The exercise: Word for word, print each line of the listing below; pictures stay out.

Provided records:

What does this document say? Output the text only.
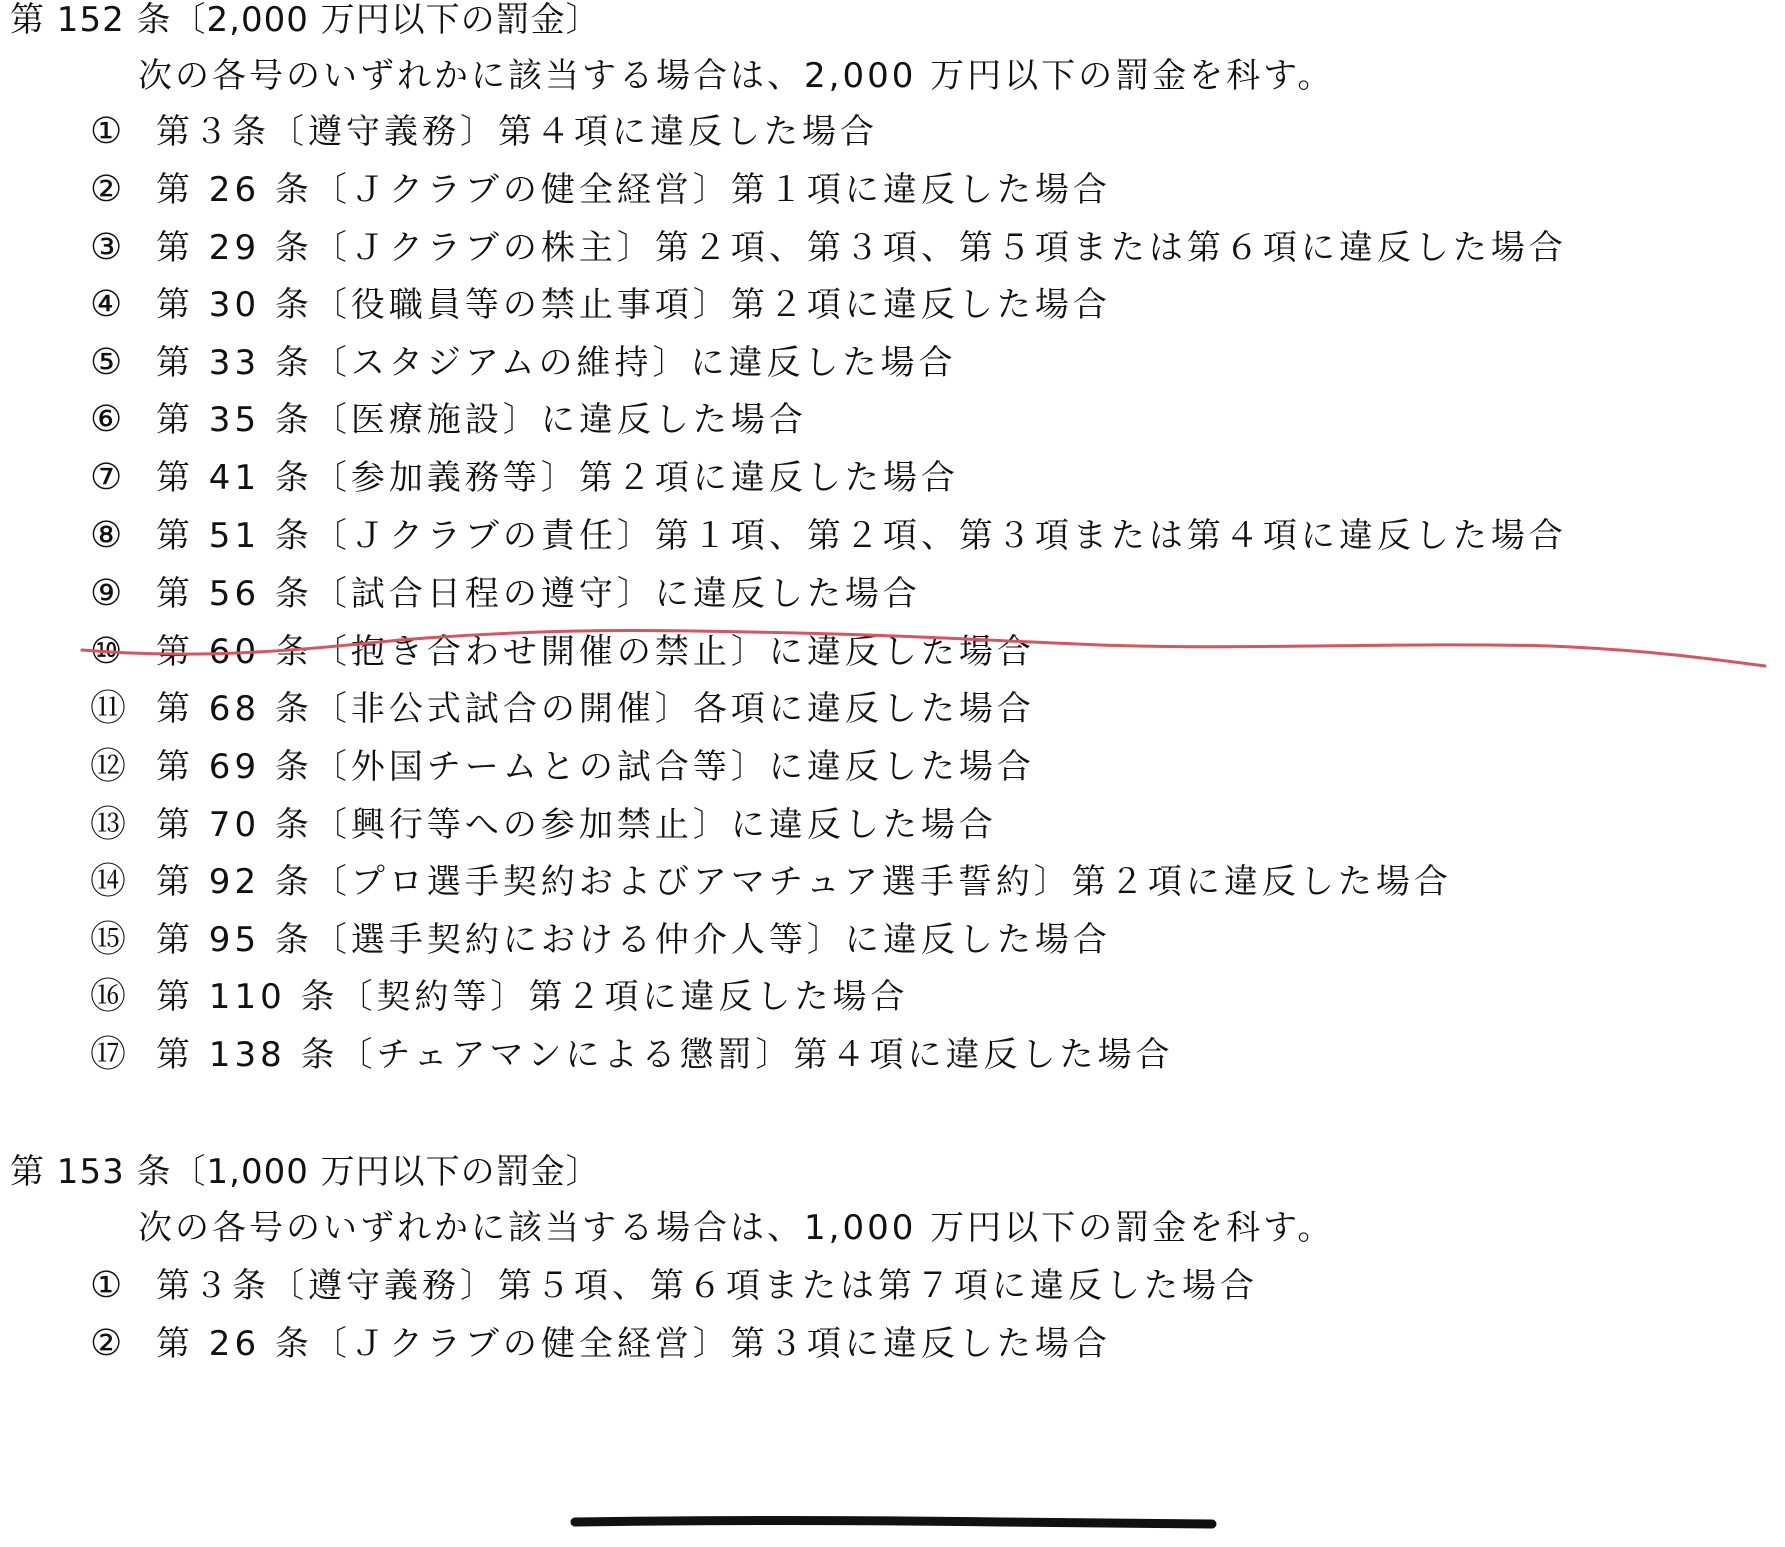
第 152 条〔2,000 万円以下の罰金〕
次の各号のいずれかに該当する場合は、2,000 万円以下の罰金を科す。
① 第３条〔遵守義務〕第４項に違反した場合
② 第 26 条〔Ｊクラブの健全経営〕第１項に違反した場合
③ 第 29 条〔Ｊクラブの株主〕第２項、第３項、第５項または第６項に違反した場合
④ 第 30 条〔役職員等の禁止事項〕第２項に違反した場合
⑤ 第 33 条〔スタジアムの維持〕に違反した場合
⑥ 第 35 条〔医療施設〕に違反した場合
⑦ 第 41 条〔参加義務等〕第２項に違反した場合
⑧ 第 51 条〔Ｊクラブの責任〕第１項、第２項、第３項または第４項に違反した場合
⑨ 第 56 条〔試合日程の遵守〕に違反した場合
⑩ 第 60 条〔抱き合わせ開催の禁止〕に違反した場合
⑪ 第 68 条〔非公式試合の開催〕各項に違反した場合
⑫ 第 69 条〔外国チームとの試合等〕に違反した場合
⑬ 第 70 条〔興行等への参加禁止〕に違反した場合
⑭ 第 92 条〔プロ選手契約およびアマチュア選手誓約〕第２項に違反した場合
⑮ 第 95 条〔選手契約における仲介人等〕に違反した場合
⑯ 第 110 条〔契約等〕第２項に違反した場合
⑰ 第 138 条〔チェアマンによる懲罰〕第４項に違反した場合
第 153 条〔1,000 万円以下の罰金〕
次の各号のいずれかに該当する場合は、1,000 万円以下の罰金を科す。
① 第３条〔遵守義務〕第５項、第６項または第７項に違反した場合
② 第 26 条〔Ｊクラブの健全経営〕第３項に違反した場合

Finished answer:
What does this document say? Output the text only.
第 152 条〔2,000 万円以下の罰金〕
次の各号のいずれかに該当する場合は、2,000 万円以下の罰金を科す。
① 第３条〔遵守義務〕第４項に違反した場合
② 第 26 条〔Ｊクラブの健全経営〕第１項に違反した場合
③ 第 29 条〔Ｊクラブの株主〕第２項、第３項、第５項または第６項に違反した場合
④ 第 30 条〔役職員等の禁止事項〕第２項に違反した場合
⑤ 第 33 条〔スタジアムの維持〕に違反した場合
⑥ 第 35 条〔医療施設〕に違反した場合
⑦ 第 41 条〔参加義務等〕第２項に違反した場合
⑧ 第 51 条〔Ｊクラブの責任〕第１項、第２項、第３項または第４項に違反した場合
⑨ 第 56 条〔試合日程の遵守〕に違反した場合
⑩ 第 60 条〔抱き合わせ開催の禁止〕に違反した場合
⑪ 第 68 条〔非公式試合の開催〕各項に違反した場合
⑫ 第 69 条〔外国チームとの試合等〕に違反した場合
⑬ 第 70 条〔興行等への参加禁止〕に違反した場合
⑭ 第 92 条〔プロ選手契約およびアマチュア選手誓約〕第２項に違反した場合
⑮ 第 95 条〔選手契約における仲介人等〕に違反した場合
⑯ 第 110 条〔契約等〕第２項に違反した場合
⑰ 第 138 条〔チェアマンによる懲罰〕第４項に違反した場合
第 153 条〔1,000 万円以下の罰金〕
次の各号のいずれかに該当する場合は、1,000 万円以下の罰金を科す。
① 第３条〔遵守義務〕第５項、第６項または第７項に違反した場合
② 第 26 条〔Ｊクラブの健全経営〕第３項に違反した場合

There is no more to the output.